Records:
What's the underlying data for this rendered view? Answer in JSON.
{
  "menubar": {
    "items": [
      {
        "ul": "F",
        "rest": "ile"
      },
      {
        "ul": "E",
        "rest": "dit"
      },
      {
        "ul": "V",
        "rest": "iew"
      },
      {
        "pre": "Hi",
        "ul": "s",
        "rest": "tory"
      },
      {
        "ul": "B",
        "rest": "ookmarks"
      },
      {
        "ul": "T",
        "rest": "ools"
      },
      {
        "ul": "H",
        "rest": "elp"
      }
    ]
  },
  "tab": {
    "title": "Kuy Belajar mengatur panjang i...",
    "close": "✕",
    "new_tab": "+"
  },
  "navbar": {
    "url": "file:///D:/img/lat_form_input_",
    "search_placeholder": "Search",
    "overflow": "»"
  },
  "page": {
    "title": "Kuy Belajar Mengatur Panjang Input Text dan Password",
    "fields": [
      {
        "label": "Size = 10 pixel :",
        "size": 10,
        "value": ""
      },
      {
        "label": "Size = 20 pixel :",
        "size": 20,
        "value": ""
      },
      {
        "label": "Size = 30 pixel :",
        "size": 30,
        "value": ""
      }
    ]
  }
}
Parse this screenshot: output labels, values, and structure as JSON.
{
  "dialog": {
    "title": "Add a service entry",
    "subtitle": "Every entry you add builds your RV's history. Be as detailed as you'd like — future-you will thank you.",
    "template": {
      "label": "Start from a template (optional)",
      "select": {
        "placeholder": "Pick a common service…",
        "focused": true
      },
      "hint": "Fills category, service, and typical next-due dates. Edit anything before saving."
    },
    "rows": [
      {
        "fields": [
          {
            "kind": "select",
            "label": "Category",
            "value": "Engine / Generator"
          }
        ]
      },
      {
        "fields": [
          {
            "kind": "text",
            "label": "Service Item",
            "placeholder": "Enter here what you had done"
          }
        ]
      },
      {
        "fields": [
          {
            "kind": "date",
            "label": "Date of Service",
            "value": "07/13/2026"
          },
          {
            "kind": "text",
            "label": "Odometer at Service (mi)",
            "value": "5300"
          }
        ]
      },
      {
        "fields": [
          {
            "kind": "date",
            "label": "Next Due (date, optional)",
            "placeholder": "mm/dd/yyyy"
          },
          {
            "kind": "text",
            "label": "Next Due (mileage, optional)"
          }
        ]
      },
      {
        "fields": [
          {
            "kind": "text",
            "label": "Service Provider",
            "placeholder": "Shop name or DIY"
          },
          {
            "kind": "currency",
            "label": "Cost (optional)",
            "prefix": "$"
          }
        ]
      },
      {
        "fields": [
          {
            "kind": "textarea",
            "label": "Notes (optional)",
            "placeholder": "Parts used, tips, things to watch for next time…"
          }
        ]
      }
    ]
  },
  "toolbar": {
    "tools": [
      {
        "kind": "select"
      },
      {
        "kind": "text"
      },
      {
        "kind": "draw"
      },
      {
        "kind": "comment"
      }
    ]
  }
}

To be done: Find and copy every line in the entries above where the string "JSON" occurs.

Right answer:
What's the underlying data for this rendered view? Answer in JSON.
Parse this screenshot: output labels, values, and structure as JSON.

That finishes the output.